Go through the listing below and gather every line with the word "Spółdzielnia".

# start of Records for processing

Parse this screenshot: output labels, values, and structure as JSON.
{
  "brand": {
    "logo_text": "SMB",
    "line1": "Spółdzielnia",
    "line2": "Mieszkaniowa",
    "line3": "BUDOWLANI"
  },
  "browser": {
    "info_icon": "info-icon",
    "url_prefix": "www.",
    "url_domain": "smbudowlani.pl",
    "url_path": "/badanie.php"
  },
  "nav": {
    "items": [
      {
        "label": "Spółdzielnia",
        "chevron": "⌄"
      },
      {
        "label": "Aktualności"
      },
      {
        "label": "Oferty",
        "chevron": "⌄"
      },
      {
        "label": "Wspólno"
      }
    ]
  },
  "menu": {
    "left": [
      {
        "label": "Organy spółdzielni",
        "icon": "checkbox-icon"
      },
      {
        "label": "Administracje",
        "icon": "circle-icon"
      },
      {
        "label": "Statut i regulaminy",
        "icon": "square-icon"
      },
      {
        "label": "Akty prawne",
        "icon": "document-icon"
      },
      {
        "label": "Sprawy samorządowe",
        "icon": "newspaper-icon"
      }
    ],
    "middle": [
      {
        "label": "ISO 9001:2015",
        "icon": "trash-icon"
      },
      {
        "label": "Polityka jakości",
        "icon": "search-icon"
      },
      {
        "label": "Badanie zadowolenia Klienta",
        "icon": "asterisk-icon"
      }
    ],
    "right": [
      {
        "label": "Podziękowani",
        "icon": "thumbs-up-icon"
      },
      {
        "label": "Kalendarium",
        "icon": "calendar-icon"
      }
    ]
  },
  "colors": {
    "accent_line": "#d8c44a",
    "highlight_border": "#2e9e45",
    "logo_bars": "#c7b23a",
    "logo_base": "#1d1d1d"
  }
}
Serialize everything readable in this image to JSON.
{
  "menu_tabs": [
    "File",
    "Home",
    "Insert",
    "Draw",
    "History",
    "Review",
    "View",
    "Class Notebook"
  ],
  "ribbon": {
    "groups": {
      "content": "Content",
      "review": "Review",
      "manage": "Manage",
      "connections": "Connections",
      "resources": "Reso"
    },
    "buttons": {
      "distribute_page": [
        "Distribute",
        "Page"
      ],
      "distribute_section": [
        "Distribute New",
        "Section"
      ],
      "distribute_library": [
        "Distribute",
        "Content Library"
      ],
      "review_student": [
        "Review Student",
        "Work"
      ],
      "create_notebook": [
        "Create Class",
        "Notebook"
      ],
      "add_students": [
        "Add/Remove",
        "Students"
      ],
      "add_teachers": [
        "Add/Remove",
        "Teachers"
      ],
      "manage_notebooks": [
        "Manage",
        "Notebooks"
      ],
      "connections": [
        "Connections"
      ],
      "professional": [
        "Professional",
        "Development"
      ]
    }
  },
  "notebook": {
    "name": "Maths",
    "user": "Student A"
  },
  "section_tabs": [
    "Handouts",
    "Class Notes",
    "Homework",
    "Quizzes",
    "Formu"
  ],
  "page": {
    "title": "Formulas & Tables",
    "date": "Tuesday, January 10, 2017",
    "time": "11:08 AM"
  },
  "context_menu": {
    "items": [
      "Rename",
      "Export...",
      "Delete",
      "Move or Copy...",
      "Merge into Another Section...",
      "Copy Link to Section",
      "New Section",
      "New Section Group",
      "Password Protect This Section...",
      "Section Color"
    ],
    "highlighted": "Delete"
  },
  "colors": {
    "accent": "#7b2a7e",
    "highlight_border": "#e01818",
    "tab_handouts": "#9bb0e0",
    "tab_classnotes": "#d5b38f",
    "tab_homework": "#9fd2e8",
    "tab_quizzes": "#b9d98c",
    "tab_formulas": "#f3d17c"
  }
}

# end of Records for processing

Task output
    "line1": "Spółdzielnia",
        "label": "Spółdzielnia",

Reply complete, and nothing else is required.